Problem statement: Locate and copy each line in the data that contains the word "уполномоченным".

BEGIN

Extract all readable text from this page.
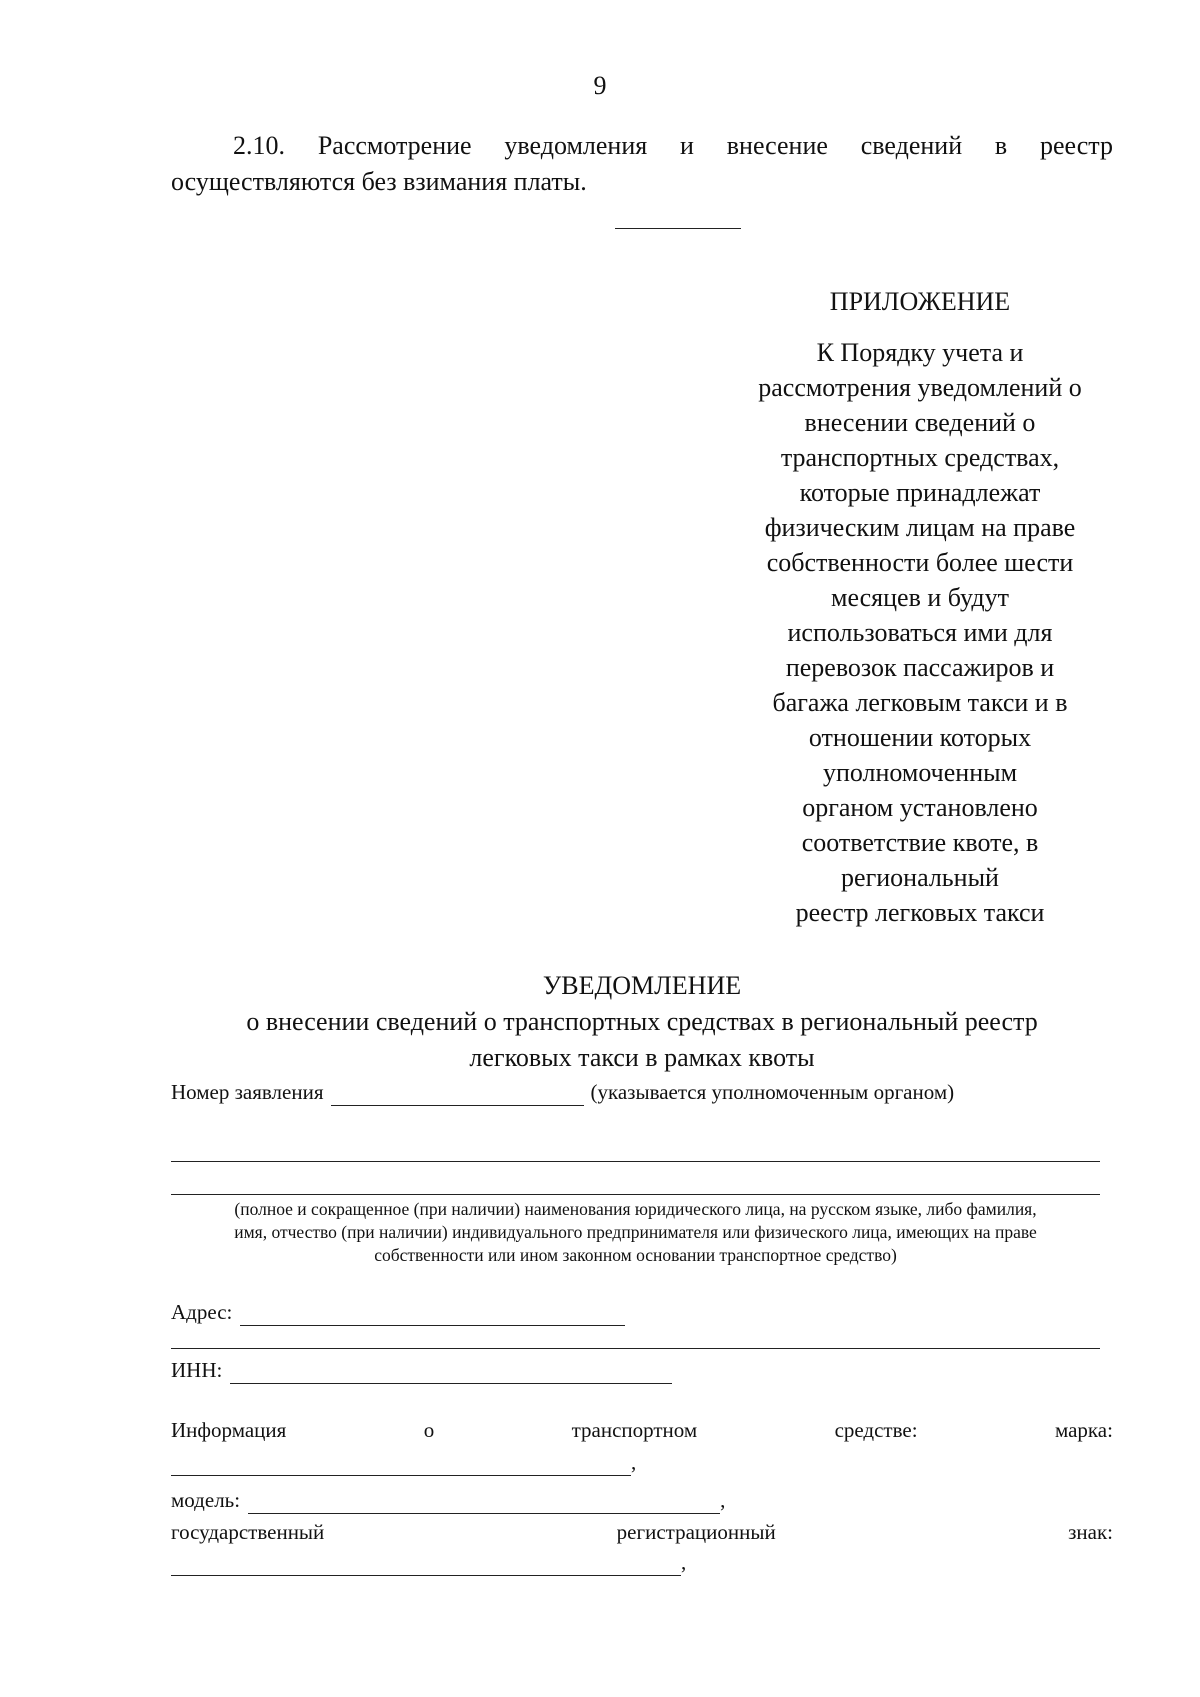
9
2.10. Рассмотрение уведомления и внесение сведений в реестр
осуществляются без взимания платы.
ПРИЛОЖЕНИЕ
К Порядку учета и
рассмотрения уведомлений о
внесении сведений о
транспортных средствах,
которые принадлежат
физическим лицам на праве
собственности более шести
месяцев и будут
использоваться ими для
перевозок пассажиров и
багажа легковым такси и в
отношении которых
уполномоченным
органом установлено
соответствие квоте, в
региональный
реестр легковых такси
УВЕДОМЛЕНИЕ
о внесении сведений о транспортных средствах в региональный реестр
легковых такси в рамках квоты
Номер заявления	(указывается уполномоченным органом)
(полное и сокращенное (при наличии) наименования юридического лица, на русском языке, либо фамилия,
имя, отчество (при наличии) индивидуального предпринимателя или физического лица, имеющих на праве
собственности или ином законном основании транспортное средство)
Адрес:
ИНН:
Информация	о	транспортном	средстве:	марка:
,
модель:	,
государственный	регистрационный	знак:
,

END

Final result:
уполномоченным
Номер заявления	(указывается уполномоченным органом)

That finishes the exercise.